Information given:
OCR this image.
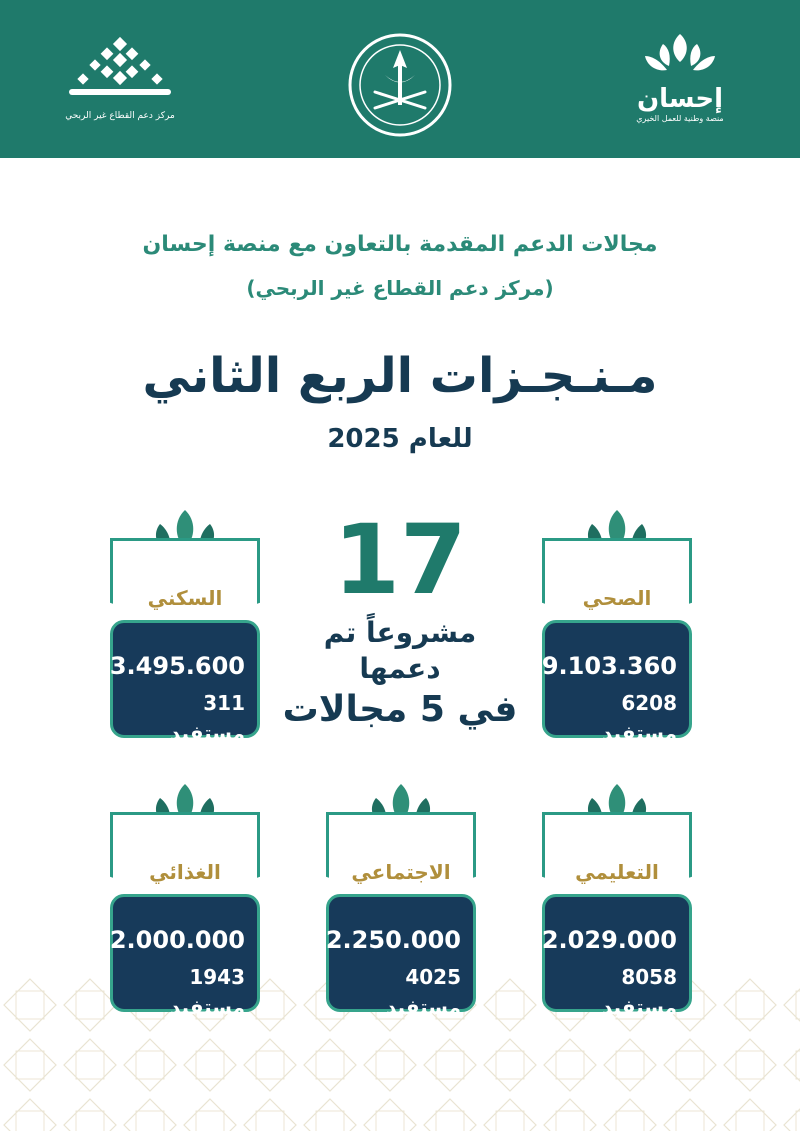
مركز دعم القطاع غير الربحي
إحسان
منصة وطنية للعمل الخيري
مجالات الدعم المقدمة بالتعاون مع منصة إحسان
(مركز دعم القطاع غير الربحي)
مـنـجـزات الربع الثاني
للعام 2025
17
مشروعاً تم دعمها
في 5 مجالات
الصحي
9.103.360ر.س
6208 مستفيد
السكني
3.495.600ر.س
311 مستفيد
التعليمي
2.029.000ر.س
8058 مستفيد
الاجتماعي
2.250.000ر.س
4025 مستفيد
الغذائي
2.000.000ر.س
1943 مستفيد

Problem: Nothing in the entries should change as you copy them, except that the pictures are left out.

Answer for the task:
OCR this image.
مركز دعم القطاع غير الربحي
إحسان
منصة وطنية للعمل الخيري
مجالات الدعم المقدمة بالتعاون مع منصة إحسان
(مركز دعم القطاع غير الربحي)
مـنـجـزات الربع الثاني
للعام 2025
17
مشروعاً تم دعمها
في 5 مجالات
الصحي
9.103.360ر.س
6208 مستفيد
السكني
3.495.600ر.س
311 مستفيد
التعليمي
2.029.000ر.س
8058 مستفيد
الاجتماعي
2.250.000ر.س
4025 مستفيد
الغذائي
2.000.000ر.س
1943 مستفيد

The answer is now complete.